» **SUPPLIED DATA**:
_ _ _ _ _
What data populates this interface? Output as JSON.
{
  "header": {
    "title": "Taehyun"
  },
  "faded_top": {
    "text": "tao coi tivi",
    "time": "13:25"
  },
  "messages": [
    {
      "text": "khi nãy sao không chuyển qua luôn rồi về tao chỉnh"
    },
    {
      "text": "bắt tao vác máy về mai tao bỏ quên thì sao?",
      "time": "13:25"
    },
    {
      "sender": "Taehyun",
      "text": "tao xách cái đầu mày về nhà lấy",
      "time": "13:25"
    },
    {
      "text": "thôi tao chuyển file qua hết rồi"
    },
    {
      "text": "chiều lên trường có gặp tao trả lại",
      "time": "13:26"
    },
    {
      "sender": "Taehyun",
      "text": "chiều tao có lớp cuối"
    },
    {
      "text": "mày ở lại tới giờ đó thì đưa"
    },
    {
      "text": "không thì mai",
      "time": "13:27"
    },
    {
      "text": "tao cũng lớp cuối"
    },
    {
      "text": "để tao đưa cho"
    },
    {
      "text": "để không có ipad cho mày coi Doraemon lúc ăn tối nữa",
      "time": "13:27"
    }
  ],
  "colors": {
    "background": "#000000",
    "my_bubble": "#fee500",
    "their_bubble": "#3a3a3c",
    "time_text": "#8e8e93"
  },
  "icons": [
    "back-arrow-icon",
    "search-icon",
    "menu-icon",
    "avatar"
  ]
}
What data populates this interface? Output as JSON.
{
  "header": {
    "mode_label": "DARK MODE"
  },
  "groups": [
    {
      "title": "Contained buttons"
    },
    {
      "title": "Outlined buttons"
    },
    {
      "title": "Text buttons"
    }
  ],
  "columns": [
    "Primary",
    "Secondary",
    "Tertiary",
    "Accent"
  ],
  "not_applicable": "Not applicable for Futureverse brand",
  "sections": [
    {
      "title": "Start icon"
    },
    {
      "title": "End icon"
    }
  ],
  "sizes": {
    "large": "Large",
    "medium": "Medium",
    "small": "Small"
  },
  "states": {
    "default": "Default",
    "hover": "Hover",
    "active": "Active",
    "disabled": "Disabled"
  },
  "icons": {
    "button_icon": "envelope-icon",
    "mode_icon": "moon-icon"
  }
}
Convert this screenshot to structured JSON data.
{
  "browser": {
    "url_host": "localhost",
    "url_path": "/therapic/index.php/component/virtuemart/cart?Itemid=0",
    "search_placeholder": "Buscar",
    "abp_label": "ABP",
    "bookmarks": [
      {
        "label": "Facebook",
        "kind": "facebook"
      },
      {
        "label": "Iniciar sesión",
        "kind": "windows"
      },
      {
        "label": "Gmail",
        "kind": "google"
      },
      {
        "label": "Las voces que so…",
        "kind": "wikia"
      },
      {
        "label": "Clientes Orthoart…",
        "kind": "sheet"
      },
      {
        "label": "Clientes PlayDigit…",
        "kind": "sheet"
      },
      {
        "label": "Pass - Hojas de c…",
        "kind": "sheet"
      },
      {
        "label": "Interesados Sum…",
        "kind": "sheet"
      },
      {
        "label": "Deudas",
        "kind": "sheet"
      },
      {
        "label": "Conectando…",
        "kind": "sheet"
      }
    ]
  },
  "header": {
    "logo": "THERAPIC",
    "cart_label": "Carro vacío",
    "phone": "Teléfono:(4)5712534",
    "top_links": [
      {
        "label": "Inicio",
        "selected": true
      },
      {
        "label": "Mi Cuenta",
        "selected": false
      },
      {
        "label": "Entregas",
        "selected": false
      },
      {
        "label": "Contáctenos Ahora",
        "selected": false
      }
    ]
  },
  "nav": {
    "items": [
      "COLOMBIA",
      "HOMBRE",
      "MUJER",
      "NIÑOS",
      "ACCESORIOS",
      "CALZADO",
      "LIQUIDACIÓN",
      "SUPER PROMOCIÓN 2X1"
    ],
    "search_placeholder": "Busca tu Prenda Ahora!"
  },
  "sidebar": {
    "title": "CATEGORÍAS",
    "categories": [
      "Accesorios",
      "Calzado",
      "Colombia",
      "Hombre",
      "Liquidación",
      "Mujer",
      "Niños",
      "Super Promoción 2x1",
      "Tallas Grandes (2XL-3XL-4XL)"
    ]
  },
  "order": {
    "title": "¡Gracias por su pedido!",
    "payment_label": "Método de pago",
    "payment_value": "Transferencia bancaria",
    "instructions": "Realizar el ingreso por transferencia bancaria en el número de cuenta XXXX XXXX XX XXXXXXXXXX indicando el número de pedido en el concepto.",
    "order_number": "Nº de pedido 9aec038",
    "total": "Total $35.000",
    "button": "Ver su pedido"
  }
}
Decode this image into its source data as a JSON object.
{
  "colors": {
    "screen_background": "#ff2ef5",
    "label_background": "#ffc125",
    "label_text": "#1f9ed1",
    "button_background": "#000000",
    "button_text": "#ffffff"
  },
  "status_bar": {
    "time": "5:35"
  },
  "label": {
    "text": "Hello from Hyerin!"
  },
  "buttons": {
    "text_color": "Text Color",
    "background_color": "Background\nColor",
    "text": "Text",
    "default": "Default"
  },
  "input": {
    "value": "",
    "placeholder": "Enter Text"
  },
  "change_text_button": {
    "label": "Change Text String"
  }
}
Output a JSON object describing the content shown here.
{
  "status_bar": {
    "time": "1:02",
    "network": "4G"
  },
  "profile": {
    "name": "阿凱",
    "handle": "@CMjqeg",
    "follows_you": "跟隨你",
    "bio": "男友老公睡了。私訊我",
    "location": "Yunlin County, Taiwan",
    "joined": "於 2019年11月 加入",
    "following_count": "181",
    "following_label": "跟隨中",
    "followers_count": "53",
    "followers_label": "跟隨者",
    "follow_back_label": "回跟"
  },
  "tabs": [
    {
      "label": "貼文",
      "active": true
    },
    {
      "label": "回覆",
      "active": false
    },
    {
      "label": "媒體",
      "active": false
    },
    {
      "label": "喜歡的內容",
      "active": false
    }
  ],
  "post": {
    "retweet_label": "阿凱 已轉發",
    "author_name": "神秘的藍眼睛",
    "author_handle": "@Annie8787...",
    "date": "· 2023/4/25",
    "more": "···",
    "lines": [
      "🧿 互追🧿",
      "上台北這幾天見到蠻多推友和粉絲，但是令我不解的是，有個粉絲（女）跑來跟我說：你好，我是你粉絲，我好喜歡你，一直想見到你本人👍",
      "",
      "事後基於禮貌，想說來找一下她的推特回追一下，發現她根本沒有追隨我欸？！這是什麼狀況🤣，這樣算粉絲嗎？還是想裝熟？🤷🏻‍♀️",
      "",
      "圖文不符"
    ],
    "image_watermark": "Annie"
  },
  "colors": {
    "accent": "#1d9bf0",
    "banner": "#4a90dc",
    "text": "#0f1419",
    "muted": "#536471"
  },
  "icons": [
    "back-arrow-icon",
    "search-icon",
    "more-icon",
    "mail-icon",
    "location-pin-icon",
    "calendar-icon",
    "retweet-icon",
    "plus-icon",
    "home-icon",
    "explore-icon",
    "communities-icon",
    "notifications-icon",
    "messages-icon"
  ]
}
_ _ _ _ _
» **TASK TO COMPLETE**: Every record should be repeated exactly; please leave none out.

» **FINAL RESULT**:
What data populates this interface? Output as JSON.
{
  "header": {
    "title": "Taehyun"
  },
  "faded_top": {
    "text": "tao coi tivi",
    "time": "13:25"
  },
  "messages": [
    {
      "text": "khi nãy sao không chuyển qua luôn rồi về tao chỉnh"
    },
    {
      "text": "bắt tao vác máy về mai tao bỏ quên thì sao?",
      "time": "13:25"
    },
    {
      "sender": "Taehyun",
      "text": "tao xách cái đầu mày về nhà lấy",
      "time": "13:25"
    },
    {
      "text": "thôi tao chuyển file qua hết rồi"
    },
    {
      "text": "chiều lên trường có gặp tao trả lại",
      "time": "13:26"
    },
    {
      "sender": "Taehyun",
      "text": "chiều tao có lớp cuối"
    },
    {
      "text": "mày ở lại tới giờ đó thì đưa"
    },
    {
      "text": "không thì mai",
      "time": "13:27"
    },
    {
      "text": "tao cũng lớp cuối"
    },
    {
      "text": "để tao đưa cho"
    },
    {
      "text": "để không có ipad cho mày coi Doraemon lúc ăn tối nữa",
      "time": "13:27"
    }
  ],
  "colors": {
    "background": "#000000",
    "my_bubble": "#fee500",
    "their_bubble": "#3a3a3c",
    "time_text": "#8e8e93"
  },
  "icons": [
    "back-arrow-icon",
    "search-icon",
    "menu-icon",
    "avatar"
  ]
}
What data populates this interface? Output as JSON.
{
  "header": {
    "mode_label": "DARK MODE"
  },
  "groups": [
    {
      "title": "Contained buttons"
    },
    {
      "title": "Outlined buttons"
    },
    {
      "title": "Text buttons"
    }
  ],
  "columns": [
    "Primary",
    "Secondary",
    "Tertiary",
    "Accent"
  ],
  "not_applicable": "Not applicable for Futureverse brand",
  "sections": [
    {
      "title": "Start icon"
    },
    {
      "title": "End icon"
    }
  ],
  "sizes": {
    "large": "Large",
    "medium": "Medium",
    "small": "Small"
  },
  "states": {
    "default": "Default",
    "hover": "Hover",
    "active": "Active",
    "disabled": "Disabled"
  },
  "icons": {
    "button_icon": "envelope-icon",
    "mode_icon": "moon-icon"
  }
}
Convert this screenshot to structured JSON data.
{
  "browser": {
    "url_host": "localhost",
    "url_path": "/therapic/index.php/component/virtuemart/cart?Itemid=0",
    "search_placeholder": "Buscar",
    "abp_label": "ABP",
    "bookmarks": [
      {
        "label": "Facebook",
        "kind": "facebook"
      },
      {
        "label": "Iniciar sesión",
        "kind": "windows"
      },
      {
        "label": "Gmail",
        "kind": "google"
      },
      {
        "label": "Las voces que so…",
        "kind": "wikia"
      },
      {
        "label": "Clientes Orthoart…",
        "kind": "sheet"
      },
      {
        "label": "Clientes PlayDigit…",
        "kind": "sheet"
      },
      {
        "label": "Pass - Hojas de c…",
        "kind": "sheet"
      },
      {
        "label": "Interesados Sum…",
        "kind": "sheet"
      },
      {
        "label": "Deudas",
        "kind": "sheet"
      },
      {
        "label": "Conectando…",
        "kind": "sheet"
      }
    ]
  },
  "header": {
    "logo": "THERAPIC",
    "cart_label": "Carro vacío",
    "phone": "Teléfono:(4)5712534",
    "top_links": [
      {
        "label": "Inicio",
        "selected": true
      },
      {
        "label": "Mi Cuenta",
        "selected": false
      },
      {
        "label": "Entregas",
        "selected": false
      },
      {
        "label": "Contáctenos Ahora",
        "selected": false
      }
    ]
  },
  "nav": {
    "items": [
      "COLOMBIA",
      "HOMBRE",
      "MUJER",
      "NIÑOS",
      "ACCESORIOS",
      "CALZADO",
      "LIQUIDACIÓN",
      "SUPER PROMOCIÓN 2X1"
    ],
    "search_placeholder": "Busca tu Prenda Ahora!"
  },
  "sidebar": {
    "title": "CATEGORÍAS",
    "categories": [
      "Accesorios",
      "Calzado",
      "Colombia",
      "Hombre",
      "Liquidación",
      "Mujer",
      "Niños",
      "Super Promoción 2x1",
      "Tallas Grandes (2XL-3XL-4XL)"
    ]
  },
  "order": {
    "title": "¡Gracias por su pedido!",
    "payment_label": "Método de pago",
    "payment_value": "Transferencia bancaria",
    "instructions": "Realizar el ingreso por transferencia bancaria en el número de cuenta XXXX XXXX XX XXXXXXXXXX indicando el número de pedido en el concepto.",
    "order_number": "Nº de pedido 9aec038",
    "total": "Total $35.000",
    "button": "Ver su pedido"
  }
}
Decode this image into its source data as a JSON object.
{
  "colors": {
    "screen_background": "#ff2ef5",
    "label_background": "#ffc125",
    "label_text": "#1f9ed1",
    "button_background": "#000000",
    "button_text": "#ffffff"
  },
  "status_bar": {
    "time": "5:35"
  },
  "label": {
    "text": "Hello from Hyerin!"
  },
  "buttons": {
    "text_color": "Text Color",
    "background_color": "Background\nColor",
    "text": "Text",
    "default": "Default"
  },
  "input": {
    "value": "",
    "placeholder": "Enter Text"
  },
  "change_text_button": {
    "label": "Change Text String"
  }
}
Output a JSON object describing the content shown here.
{
  "status_bar": {
    "time": "1:02",
    "network": "4G"
  },
  "profile": {
    "name": "阿凱",
    "handle": "@CMjqeg",
    "follows_you": "跟隨你",
    "bio": "男友老公睡了。私訊我",
    "location": "Yunlin County, Taiwan",
    "joined": "於 2019年11月 加入",
    "following_count": "181",
    "following_label": "跟隨中",
    "followers_count": "53",
    "followers_label": "跟隨者",
    "follow_back_label": "回跟"
  },
  "tabs": [
    {
      "label": "貼文",
      "active": true
    },
    {
      "label": "回覆",
      "active": false
    },
    {
      "label": "媒體",
      "active": false
    },
    {
      "label": "喜歡的內容",
      "active": false
    }
  ],
  "post": {
    "retweet_label": "阿凱 已轉發",
    "author_name": "神秘的藍眼睛",
    "author_handle": "@Annie8787...",
    "date": "· 2023/4/25",
    "more": "···",
    "lines": [
      "🧿 互追🧿",
      "上台北這幾天見到蠻多推友和粉絲，但是令我不解的是，有個粉絲（女）跑來跟我說：你好，我是你粉絲，我好喜歡你，一直想見到你本人👍",
      "",
      "事後基於禮貌，想說來找一下她的推特回追一下，發現她根本沒有追隨我欸？！這是什麼狀況🤣，這樣算粉絲嗎？還是想裝熟？🤷🏻‍♀️",
      "",
      "圖文不符"
    ],
    "image_watermark": "Annie"
  },
  "colors": {
    "accent": "#1d9bf0",
    "banner": "#4a90dc",
    "text": "#0f1419",
    "muted": "#536471"
  },
  "icons": [
    "back-arrow-icon",
    "search-icon",
    "more-icon",
    "mail-icon",
    "location-pin-icon",
    "calendar-icon",
    "retweet-icon",
    "plus-icon",
    "home-icon",
    "explore-icon",
    "communities-icon",
    "notifications-icon",
    "messages-icon"
  ]
}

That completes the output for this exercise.